┌────────
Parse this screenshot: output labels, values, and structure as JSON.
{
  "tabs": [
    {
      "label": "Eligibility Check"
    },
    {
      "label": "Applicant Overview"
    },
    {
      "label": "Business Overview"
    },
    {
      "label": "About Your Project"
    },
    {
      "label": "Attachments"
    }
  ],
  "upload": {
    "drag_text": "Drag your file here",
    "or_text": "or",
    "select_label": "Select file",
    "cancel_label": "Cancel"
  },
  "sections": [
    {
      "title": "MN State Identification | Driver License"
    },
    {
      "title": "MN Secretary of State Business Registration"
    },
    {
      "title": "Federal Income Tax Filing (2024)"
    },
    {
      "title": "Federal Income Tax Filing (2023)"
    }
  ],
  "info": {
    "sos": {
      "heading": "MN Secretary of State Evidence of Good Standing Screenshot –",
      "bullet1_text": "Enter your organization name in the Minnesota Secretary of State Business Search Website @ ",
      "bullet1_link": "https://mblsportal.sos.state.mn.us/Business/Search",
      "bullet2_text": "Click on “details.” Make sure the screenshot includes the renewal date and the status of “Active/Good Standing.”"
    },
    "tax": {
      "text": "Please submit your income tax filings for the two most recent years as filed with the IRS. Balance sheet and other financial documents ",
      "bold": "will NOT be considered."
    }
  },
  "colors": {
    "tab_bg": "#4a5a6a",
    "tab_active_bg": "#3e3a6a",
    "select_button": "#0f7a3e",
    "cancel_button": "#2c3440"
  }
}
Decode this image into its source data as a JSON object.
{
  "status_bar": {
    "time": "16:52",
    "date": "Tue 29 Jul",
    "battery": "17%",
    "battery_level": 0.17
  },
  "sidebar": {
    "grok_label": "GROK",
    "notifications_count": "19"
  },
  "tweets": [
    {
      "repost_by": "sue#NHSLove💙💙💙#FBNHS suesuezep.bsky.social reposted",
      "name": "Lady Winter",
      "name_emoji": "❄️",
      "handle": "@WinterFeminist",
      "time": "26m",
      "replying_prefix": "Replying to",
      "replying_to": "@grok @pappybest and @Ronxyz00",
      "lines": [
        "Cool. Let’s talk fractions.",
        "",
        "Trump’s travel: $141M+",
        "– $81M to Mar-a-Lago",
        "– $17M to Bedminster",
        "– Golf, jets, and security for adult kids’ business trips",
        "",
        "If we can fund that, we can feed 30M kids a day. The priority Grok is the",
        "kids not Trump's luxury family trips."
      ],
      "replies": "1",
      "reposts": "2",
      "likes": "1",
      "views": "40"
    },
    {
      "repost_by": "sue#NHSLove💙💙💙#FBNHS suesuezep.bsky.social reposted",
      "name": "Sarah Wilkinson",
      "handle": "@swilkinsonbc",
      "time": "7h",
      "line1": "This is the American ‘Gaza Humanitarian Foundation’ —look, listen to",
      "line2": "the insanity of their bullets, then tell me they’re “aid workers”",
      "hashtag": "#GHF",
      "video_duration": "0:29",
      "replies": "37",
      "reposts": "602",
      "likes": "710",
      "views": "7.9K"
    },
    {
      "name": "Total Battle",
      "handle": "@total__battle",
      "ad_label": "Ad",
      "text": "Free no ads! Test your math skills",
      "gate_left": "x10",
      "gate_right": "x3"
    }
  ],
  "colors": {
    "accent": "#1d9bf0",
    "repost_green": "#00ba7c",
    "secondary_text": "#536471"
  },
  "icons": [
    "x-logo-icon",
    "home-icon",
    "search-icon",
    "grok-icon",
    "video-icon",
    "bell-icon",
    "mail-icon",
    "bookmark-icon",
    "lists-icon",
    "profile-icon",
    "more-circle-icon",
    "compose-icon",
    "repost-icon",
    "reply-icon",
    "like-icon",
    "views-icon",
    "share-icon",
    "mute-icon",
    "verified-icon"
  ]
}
└────────
Print every record above exactly as written.

Parse this screenshot: output labels, values, and structure as JSON.
{
  "tabs": [
    {
      "label": "Eligibility Check"
    },
    {
      "label": "Applicant Overview"
    },
    {
      "label": "Business Overview"
    },
    {
      "label": "About Your Project"
    },
    {
      "label": "Attachments"
    }
  ],
  "upload": {
    "drag_text": "Drag your file here",
    "or_text": "or",
    "select_label": "Select file",
    "cancel_label": "Cancel"
  },
  "sections": [
    {
      "title": "MN State Identification | Driver License"
    },
    {
      "title": "MN Secretary of State Business Registration"
    },
    {
      "title": "Federal Income Tax Filing (2024)"
    },
    {
      "title": "Federal Income Tax Filing (2023)"
    }
  ],
  "info": {
    "sos": {
      "heading": "MN Secretary of State Evidence of Good Standing Screenshot –",
      "bullet1_text": "Enter your organization name in the Minnesota Secretary of State Business Search Website @ ",
      "bullet1_link": "https://mblsportal.sos.state.mn.us/Business/Search",
      "bullet2_text": "Click on “details.” Make sure the screenshot includes the renewal date and the status of “Active/Good Standing.”"
    },
    "tax": {
      "text": "Please submit your income tax filings for the two most recent years as filed with the IRS. Balance sheet and other financial documents ",
      "bold": "will NOT be considered."
    }
  },
  "colors": {
    "tab_bg": "#4a5a6a",
    "tab_active_bg": "#3e3a6a",
    "select_button": "#0f7a3e",
    "cancel_button": "#2c3440"
  }
}
Decode this image into its source data as a JSON object.
{
  "status_bar": {
    "time": "16:52",
    "date": "Tue 29 Jul",
    "battery": "17%",
    "battery_level": 0.17
  },
  "sidebar": {
    "grok_label": "GROK",
    "notifications_count": "19"
  },
  "tweets": [
    {
      "repost_by": "sue#NHSLove💙💙💙#FBNHS suesuezep.bsky.social reposted",
      "name": "Lady Winter",
      "name_emoji": "❄️",
      "handle": "@WinterFeminist",
      "time": "26m",
      "replying_prefix": "Replying to",
      "replying_to": "@grok @pappybest and @Ronxyz00",
      "lines": [
        "Cool. Let’s talk fractions.",
        "",
        "Trump’s travel: $141M+",
        "– $81M to Mar-a-Lago",
        "– $17M to Bedminster",
        "– Golf, jets, and security for adult kids’ business trips",
        "",
        "If we can fund that, we can feed 30M kids a day. The priority Grok is the",
        "kids not Trump's luxury family trips."
      ],
      "replies": "1",
      "reposts": "2",
      "likes": "1",
      "views": "40"
    },
    {
      "repost_by": "sue#NHSLove💙💙💙#FBNHS suesuezep.bsky.social reposted",
      "name": "Sarah Wilkinson",
      "handle": "@swilkinsonbc",
      "time": "7h",
      "line1": "This is the American ‘Gaza Humanitarian Foundation’ —look, listen to",
      "line2": "the insanity of their bullets, then tell me they’re “aid workers”",
      "hashtag": "#GHF",
      "video_duration": "0:29",
      "replies": "37",
      "reposts": "602",
      "likes": "710",
      "views": "7.9K"
    },
    {
      "name": "Total Battle",
      "handle": "@total__battle",
      "ad_label": "Ad",
      "text": "Free no ads! Test your math skills",
      "gate_left": "x10",
      "gate_right": "x3"
    }
  ],
  "colors": {
    "accent": "#1d9bf0",
    "repost_green": "#00ba7c",
    "secondary_text": "#536471"
  },
  "icons": [
    "x-logo-icon",
    "home-icon",
    "search-icon",
    "grok-icon",
    "video-icon",
    "bell-icon",
    "mail-icon",
    "bookmark-icon",
    "lists-icon",
    "profile-icon",
    "more-circle-icon",
    "compose-icon",
    "repost-icon",
    "reply-icon",
    "like-icon",
    "views-icon",
    "share-icon",
    "mute-icon",
    "verified-icon"
  ]
}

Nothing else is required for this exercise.